> RECORDS FOR THE TASK:
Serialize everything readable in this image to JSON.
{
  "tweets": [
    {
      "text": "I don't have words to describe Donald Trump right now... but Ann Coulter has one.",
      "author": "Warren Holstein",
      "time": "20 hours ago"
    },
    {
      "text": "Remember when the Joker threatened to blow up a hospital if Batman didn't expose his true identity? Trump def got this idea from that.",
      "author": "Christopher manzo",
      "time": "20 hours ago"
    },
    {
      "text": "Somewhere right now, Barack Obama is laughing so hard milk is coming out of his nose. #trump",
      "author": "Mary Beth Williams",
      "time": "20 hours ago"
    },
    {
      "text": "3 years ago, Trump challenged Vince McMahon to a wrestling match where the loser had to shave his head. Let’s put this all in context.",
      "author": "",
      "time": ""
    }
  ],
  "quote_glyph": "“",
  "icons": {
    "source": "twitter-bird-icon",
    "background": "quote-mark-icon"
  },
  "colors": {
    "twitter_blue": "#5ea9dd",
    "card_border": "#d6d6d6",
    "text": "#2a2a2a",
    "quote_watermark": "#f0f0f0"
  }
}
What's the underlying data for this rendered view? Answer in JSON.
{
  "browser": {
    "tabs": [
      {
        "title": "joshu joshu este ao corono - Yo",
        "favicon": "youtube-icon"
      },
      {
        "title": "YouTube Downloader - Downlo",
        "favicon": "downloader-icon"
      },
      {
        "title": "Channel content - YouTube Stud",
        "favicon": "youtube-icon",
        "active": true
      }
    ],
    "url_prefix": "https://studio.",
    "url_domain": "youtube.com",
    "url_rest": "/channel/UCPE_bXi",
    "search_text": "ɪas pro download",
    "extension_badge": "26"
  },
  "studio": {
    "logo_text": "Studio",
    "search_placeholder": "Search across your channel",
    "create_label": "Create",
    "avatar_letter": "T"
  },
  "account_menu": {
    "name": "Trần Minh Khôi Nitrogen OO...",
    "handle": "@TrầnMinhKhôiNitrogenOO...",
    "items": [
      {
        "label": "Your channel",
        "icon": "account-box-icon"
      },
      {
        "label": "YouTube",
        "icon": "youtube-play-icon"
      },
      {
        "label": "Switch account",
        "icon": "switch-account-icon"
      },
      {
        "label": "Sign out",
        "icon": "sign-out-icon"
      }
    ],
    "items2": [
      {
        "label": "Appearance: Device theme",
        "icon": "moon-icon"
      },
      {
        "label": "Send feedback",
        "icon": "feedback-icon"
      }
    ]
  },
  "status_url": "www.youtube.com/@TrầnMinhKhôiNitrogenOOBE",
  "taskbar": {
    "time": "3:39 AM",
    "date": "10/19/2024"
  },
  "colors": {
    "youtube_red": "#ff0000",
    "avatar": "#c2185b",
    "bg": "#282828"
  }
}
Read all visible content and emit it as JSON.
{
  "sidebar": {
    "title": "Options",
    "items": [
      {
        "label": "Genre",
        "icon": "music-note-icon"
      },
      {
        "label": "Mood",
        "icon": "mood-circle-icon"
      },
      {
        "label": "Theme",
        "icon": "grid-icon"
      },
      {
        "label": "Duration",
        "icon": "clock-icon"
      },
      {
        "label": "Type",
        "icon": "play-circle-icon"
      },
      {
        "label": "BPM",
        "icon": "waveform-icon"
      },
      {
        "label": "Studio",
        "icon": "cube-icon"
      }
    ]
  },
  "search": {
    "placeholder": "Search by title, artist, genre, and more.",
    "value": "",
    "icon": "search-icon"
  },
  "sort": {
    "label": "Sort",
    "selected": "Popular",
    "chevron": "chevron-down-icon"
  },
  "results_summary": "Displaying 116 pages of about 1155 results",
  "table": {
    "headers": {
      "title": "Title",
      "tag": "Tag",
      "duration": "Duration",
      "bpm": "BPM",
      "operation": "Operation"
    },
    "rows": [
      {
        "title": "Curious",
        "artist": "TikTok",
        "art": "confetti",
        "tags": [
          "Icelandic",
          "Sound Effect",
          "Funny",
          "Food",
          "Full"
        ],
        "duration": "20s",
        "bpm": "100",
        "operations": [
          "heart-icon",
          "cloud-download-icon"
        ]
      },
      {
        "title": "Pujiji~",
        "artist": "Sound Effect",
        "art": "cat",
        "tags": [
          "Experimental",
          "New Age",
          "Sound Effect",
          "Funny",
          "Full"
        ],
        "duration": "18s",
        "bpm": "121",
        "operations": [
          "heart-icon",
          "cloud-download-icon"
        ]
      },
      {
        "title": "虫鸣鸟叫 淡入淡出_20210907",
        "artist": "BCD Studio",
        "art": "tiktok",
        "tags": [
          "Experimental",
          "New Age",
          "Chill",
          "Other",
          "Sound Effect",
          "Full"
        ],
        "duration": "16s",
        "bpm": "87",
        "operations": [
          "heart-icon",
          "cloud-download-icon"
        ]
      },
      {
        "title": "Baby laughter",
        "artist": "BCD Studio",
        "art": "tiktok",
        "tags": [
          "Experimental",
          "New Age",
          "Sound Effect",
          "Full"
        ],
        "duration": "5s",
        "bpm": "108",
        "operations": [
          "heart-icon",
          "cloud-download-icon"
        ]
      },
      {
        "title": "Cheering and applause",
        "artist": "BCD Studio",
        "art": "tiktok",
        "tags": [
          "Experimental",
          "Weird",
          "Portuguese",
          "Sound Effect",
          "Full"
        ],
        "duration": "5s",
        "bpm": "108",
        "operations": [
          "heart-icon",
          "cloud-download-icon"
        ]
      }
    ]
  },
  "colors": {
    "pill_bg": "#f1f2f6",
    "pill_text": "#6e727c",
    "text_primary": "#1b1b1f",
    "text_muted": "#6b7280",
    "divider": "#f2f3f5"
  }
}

> PROBLEM STATEMENT: From the data above, show each line that contains "JSON".

> SOLUTION FOR THIS TASK:
Serialize everything readable in this image to JSON.
What's the underlying data for this rendered view? Answer in JSON.
Read all visible content and emit it as JSON.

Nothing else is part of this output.